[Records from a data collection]
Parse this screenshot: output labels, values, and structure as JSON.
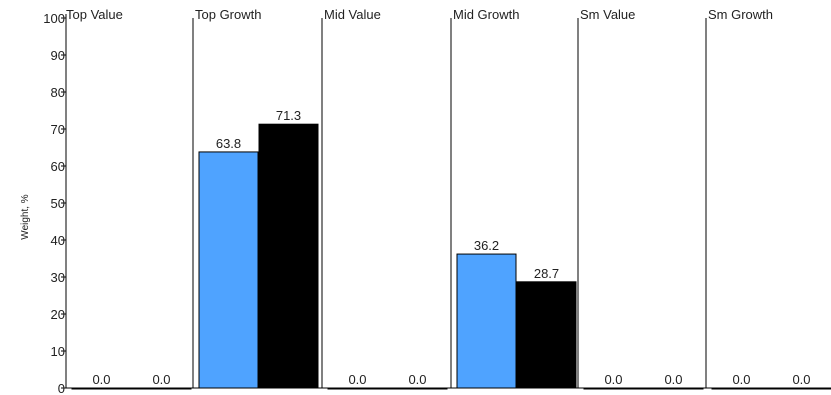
{
  "chart_data": {
    "type": "bar",
    "title": "",
    "ylabel": "Weight, %",
    "xlabel": "",
    "ylim": [
      0,
      100
    ],
    "yticks": [
      0,
      10,
      20,
      30,
      40,
      50,
      60,
      70,
      80,
      90,
      100
    ],
    "categories": [
      "Top Value",
      "Top Growth",
      "Mid Value",
      "Mid Growth",
      "Sm Value",
      "Sm Growth"
    ],
    "series": [
      {
        "color": "#4fa3ff",
        "values": [
          0.0,
          63.8,
          0.0,
          36.2,
          0.0,
          0.0
        ],
        "labels": [
          "0.0",
          "63.8",
          "0.0",
          "36.2",
          "0.0",
          "0.0"
        ]
      },
      {
        "color": "#000000",
        "values": [
          0.0,
          71.3,
          0.0,
          28.7,
          0.0,
          0.0
        ],
        "labels": [
          "0.0",
          "71.3",
          "0.0",
          "28.7",
          "0.0",
          "0.0"
        ]
      }
    ],
    "grid": false,
    "legend": "none"
  }
}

• [Exercise description]:
Please repeat the entries exactly. Do not include the pictures.

• [Answer to the problem]:
Parse this screenshot: output labels, values, and structure as JSON.
{
  "chart_data": {
    "type": "bar",
    "title": "",
    "ylabel": "Weight, %",
    "xlabel": "",
    "ylim": [
      0,
      100
    ],
    "yticks": [
      0,
      10,
      20,
      30,
      40,
      50,
      60,
      70,
      80,
      90,
      100
    ],
    "categories": [
      "Top Value",
      "Top Growth",
      "Mid Value",
      "Mid Growth",
      "Sm Value",
      "Sm Growth"
    ],
    "series": [
      {
        "color": "#4fa3ff",
        "values": [
          0.0,
          63.8,
          0.0,
          36.2,
          0.0,
          0.0
        ],
        "labels": [
          "0.0",
          "63.8",
          "0.0",
          "36.2",
          "0.0",
          "0.0"
        ]
      },
      {
        "color": "#000000",
        "values": [
          0.0,
          71.3,
          0.0,
          28.7,
          0.0,
          0.0
        ],
        "labels": [
          "0.0",
          "71.3",
          "0.0",
          "28.7",
          "0.0",
          "0.0"
        ]
      }
    ],
    "grid": false,
    "legend": "none"
  }
}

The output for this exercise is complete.